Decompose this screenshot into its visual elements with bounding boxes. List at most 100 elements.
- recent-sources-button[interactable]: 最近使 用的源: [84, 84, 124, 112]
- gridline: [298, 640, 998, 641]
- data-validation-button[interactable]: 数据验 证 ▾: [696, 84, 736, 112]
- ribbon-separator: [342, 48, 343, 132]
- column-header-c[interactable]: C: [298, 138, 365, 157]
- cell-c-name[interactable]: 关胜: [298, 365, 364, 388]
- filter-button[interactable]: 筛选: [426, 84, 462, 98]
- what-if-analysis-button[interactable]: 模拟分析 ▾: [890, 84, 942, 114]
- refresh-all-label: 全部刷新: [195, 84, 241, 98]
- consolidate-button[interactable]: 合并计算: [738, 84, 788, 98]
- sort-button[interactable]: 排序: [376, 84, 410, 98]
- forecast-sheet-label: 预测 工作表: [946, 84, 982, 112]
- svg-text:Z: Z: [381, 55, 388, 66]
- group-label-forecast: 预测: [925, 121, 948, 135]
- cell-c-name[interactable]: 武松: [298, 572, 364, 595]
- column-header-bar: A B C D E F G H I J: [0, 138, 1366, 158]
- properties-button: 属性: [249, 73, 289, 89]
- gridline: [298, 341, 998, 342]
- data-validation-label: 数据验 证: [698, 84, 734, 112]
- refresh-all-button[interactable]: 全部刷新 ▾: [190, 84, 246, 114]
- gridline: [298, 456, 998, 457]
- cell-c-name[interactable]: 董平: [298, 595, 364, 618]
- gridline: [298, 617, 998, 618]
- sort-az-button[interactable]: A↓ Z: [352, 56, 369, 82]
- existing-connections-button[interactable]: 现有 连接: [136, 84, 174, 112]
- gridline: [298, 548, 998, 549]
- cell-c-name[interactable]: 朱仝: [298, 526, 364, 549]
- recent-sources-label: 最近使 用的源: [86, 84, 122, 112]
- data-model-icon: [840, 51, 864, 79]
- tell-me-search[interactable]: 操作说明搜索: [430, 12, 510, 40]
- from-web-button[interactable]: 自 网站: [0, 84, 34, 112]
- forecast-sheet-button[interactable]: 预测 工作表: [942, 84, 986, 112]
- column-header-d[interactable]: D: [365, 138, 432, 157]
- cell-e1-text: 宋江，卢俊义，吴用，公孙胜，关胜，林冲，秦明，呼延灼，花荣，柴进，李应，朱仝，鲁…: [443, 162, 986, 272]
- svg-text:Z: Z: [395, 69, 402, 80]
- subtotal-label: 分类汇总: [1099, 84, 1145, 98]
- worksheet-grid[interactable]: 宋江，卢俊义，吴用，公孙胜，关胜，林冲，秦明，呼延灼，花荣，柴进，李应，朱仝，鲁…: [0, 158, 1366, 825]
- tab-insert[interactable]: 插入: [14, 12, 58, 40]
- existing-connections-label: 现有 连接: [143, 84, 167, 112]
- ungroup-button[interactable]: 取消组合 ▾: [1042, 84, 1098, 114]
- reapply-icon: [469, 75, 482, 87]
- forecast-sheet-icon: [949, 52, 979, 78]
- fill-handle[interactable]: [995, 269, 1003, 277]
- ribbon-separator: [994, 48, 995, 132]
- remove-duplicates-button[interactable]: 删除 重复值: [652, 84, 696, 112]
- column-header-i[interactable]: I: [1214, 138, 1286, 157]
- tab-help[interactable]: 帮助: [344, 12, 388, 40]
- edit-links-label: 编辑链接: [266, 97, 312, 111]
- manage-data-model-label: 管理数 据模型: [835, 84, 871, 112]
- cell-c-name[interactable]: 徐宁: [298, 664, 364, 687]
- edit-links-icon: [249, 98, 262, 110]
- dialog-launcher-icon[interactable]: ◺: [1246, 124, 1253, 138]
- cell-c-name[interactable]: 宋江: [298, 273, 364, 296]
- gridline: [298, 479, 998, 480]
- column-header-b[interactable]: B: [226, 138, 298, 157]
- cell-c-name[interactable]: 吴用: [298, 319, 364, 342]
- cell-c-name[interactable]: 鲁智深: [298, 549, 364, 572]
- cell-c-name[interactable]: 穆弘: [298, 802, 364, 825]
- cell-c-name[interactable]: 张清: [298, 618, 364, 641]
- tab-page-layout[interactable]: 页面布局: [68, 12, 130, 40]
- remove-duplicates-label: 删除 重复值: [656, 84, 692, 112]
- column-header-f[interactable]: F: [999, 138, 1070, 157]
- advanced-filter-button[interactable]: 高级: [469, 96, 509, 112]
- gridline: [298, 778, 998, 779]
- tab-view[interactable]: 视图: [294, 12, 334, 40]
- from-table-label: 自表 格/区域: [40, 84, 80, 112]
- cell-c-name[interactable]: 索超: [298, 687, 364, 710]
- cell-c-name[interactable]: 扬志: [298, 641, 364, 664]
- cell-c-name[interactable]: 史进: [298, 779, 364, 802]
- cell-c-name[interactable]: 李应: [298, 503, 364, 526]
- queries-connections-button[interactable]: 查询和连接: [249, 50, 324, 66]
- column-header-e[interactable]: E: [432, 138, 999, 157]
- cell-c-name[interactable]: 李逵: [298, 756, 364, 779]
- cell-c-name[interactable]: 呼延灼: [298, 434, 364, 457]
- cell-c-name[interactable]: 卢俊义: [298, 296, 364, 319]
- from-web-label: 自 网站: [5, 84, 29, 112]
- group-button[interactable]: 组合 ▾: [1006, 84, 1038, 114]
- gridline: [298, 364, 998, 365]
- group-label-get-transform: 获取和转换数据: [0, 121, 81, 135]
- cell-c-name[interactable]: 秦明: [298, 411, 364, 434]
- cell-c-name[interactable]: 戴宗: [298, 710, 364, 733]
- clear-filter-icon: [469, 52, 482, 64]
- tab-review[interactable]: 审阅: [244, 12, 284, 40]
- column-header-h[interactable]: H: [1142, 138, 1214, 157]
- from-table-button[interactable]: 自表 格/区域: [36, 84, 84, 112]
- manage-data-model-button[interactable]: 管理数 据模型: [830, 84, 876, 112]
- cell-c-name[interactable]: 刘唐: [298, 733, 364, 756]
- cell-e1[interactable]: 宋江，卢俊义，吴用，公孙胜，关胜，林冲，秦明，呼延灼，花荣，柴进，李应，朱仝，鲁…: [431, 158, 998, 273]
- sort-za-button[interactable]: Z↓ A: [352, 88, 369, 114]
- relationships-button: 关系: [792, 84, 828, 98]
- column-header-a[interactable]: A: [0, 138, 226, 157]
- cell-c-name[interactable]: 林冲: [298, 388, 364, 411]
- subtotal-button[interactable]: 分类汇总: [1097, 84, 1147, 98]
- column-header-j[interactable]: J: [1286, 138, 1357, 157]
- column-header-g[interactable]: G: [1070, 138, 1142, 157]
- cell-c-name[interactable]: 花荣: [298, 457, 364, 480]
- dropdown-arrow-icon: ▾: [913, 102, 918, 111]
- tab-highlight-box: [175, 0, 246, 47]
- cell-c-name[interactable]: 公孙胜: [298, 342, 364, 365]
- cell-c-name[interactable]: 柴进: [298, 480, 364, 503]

▬▬▬▬▬▬

■ **SET PROBLEM**
Reproduce the item above character for character, keeping every line in its original order.

■ **RESULT FOR THIS EXERCISE**
Decompose this screenshot into its visual elements with bounding boxes. List at most 100 elements.
- recent-sources-button[interactable]: 最近使 用的源: [84, 84, 124, 112]
- gridline: [298, 640, 998, 641]
- data-validation-button[interactable]: 数据验 证 ▾: [696, 84, 736, 112]
- ribbon-separator: [342, 48, 343, 132]
- column-header-c[interactable]: C: [298, 138, 365, 157]
- cell-c-name[interactable]: 关胜: [298, 365, 364, 388]
- filter-button[interactable]: 筛选: [426, 84, 462, 98]
- what-if-analysis-button[interactable]: 模拟分析 ▾: [890, 84, 942, 114]
- refresh-all-label: 全部刷新: [195, 84, 241, 98]
- consolidate-button[interactable]: 合并计算: [738, 84, 788, 98]
- sort-button[interactable]: 排序: [376, 84, 410, 98]
- forecast-sheet-label: 预测 工作表: [946, 84, 982, 112]
- svg-text:Z: Z: [381, 55, 388, 66]
- group-label-forecast: 预测: [925, 121, 948, 135]
- cell-c-name[interactable]: 武松: [298, 572, 364, 595]
- column-header-bar: A B C D E F G H I J: [0, 138, 1366, 158]
- properties-button: 属性: [249, 73, 289, 89]
- gridline: [298, 341, 998, 342]
- data-validation-label: 数据验 证: [698, 84, 734, 112]
- refresh-all-button[interactable]: 全部刷新 ▾: [190, 84, 246, 114]
- gridline: [298, 456, 998, 457]
- cell-c-name[interactable]: 董平: [298, 595, 364, 618]
- gridline: [298, 617, 998, 618]
- sort-az-button[interactable]: A↓ Z: [352, 56, 369, 82]
- existing-connections-button[interactable]: 现有 连接: [136, 84, 174, 112]
- gridline: [298, 548, 998, 549]
- cell-c-name[interactable]: 朱仝: [298, 526, 364, 549]
- recent-sources-label: 最近使 用的源: [86, 84, 122, 112]
- data-model-icon: [840, 51, 864, 79]
- tell-me-search[interactable]: 操作说明搜索: [430, 12, 510, 40]
- from-web-button[interactable]: 自 网站: [0, 84, 34, 112]
- forecast-sheet-button[interactable]: 预测 工作表: [942, 84, 986, 112]
- column-header-d[interactable]: D: [365, 138, 432, 157]
- cell-e1-text: 宋江，卢俊义，吴用，公孙胜，关胜，林冲，秦明，呼延灼，花荣，柴进，李应，朱仝，鲁…: [443, 162, 986, 272]
- svg-text:Z: Z: [395, 69, 402, 80]
- subtotal-label: 分类汇总: [1099, 84, 1145, 98]
- worksheet-grid[interactable]: 宋江，卢俊义，吴用，公孙胜，关胜，林冲，秦明，呼延灼，花荣，柴进，李应，朱仝，鲁…: [0, 158, 1366, 825]
- tab-insert[interactable]: 插入: [14, 12, 58, 40]
- existing-connections-label: 现有 连接: [143, 84, 167, 112]
- ungroup-button[interactable]: 取消组合 ▾: [1042, 84, 1098, 114]
- reapply-icon: [469, 75, 482, 87]
- forecast-sheet-icon: [949, 52, 979, 78]
- fill-handle[interactable]: [995, 269, 1003, 277]
- ribbon-separator: [994, 48, 995, 132]
- remove-duplicates-button[interactable]: 删除 重复值: [652, 84, 696, 112]
- column-header-i[interactable]: I: [1214, 138, 1286, 157]
- tab-help[interactable]: 帮助: [344, 12, 388, 40]
- edit-links-label: 编辑链接: [266, 97, 312, 111]
- manage-data-model-label: 管理数 据模型: [835, 84, 871, 112]
- cell-c-name[interactable]: 徐宁: [298, 664, 364, 687]
- edit-links-icon: [249, 98, 262, 110]
- dialog-launcher-icon[interactable]: ◺: [1246, 124, 1253, 138]
- cell-c-name[interactable]: 宋江: [298, 273, 364, 296]
- gridline: [298, 479, 998, 480]
- column-header-b[interactable]: B: [226, 138, 298, 157]
- cell-c-name[interactable]: 吴用: [298, 319, 364, 342]
- cell-c-name[interactable]: 鲁智深: [298, 549, 364, 572]
- cell-c-name[interactable]: 穆弘: [298, 802, 364, 825]
- cell-c-name[interactable]: 张清: [298, 618, 364, 641]
- tab-page-layout[interactable]: 页面布局: [68, 12, 130, 40]
- remove-duplicates-label: 删除 重复值: [656, 84, 692, 112]
- column-header-f[interactable]: F: [999, 138, 1070, 157]
- advanced-filter-button[interactable]: 高级: [469, 96, 509, 112]
- gridline: [298, 778, 998, 779]
- tab-view[interactable]: 视图: [294, 12, 334, 40]
- from-table-label: 自表 格/区域: [40, 84, 80, 112]
- cell-c-name[interactable]: 索超: [298, 687, 364, 710]
- cell-c-name[interactable]: 扬志: [298, 641, 364, 664]
- cell-c-name[interactable]: 史进: [298, 779, 364, 802]
- cell-c-name[interactable]: 李应: [298, 503, 364, 526]
- queries-connections-button[interactable]: 查询和连接: [249, 50, 324, 66]
- column-header-e[interactable]: E: [432, 138, 999, 157]
- cell-c-name[interactable]: 李逵: [298, 756, 364, 779]
- cell-c-name[interactable]: 呼延灼: [298, 434, 364, 457]
- cell-c-name[interactable]: 卢俊义: [298, 296, 364, 319]
- from-web-label: 自 网站: [5, 84, 29, 112]
- group-button[interactable]: 组合 ▾: [1006, 84, 1038, 114]
- gridline: [298, 364, 998, 365]
- group-label-get-transform: 获取和转换数据: [0, 121, 81, 135]
- cell-c-name[interactable]: 秦明: [298, 411, 364, 434]
- cell-c-name[interactable]: 戴宗: [298, 710, 364, 733]
- clear-filter-icon: [469, 52, 482, 64]
- tab-review[interactable]: 审阅: [244, 12, 284, 40]
- column-header-h[interactable]: H: [1142, 138, 1214, 157]
- from-table-button[interactable]: 自表 格/区域: [36, 84, 84, 112]
- manage-data-model-button[interactable]: 管理数 据模型: [830, 84, 876, 112]
- cell-c-name[interactable]: 刘唐: [298, 733, 364, 756]
- cell-e1[interactable]: 宋江，卢俊义，吴用，公孙胜，关胜，林冲，秦明，呼延灼，花荣，柴进，李应，朱仝，鲁…: [431, 158, 998, 273]
- sort-za-button[interactable]: Z↓ A: [352, 88, 369, 114]
- relationships-button: 关系: [792, 84, 828, 98]
- column-header-a[interactable]: A: [0, 138, 226, 157]
- cell-c-name[interactable]: 林冲: [298, 388, 364, 411]
- subtotal-button[interactable]: 分类汇总: [1097, 84, 1147, 98]
- column-header-j[interactable]: J: [1286, 138, 1357, 157]
- column-header-g[interactable]: G: [1070, 138, 1142, 157]
- cell-c-name[interactable]: 花荣: [298, 457, 364, 480]
- dropdown-arrow-icon: ▾: [913, 102, 918, 111]
- tab-highlight-box: [175, 0, 246, 47]
- cell-c-name[interactable]: 公孙胜: [298, 342, 364, 365]
- cell-c-name[interactable]: 柴进: [298, 480, 364, 503]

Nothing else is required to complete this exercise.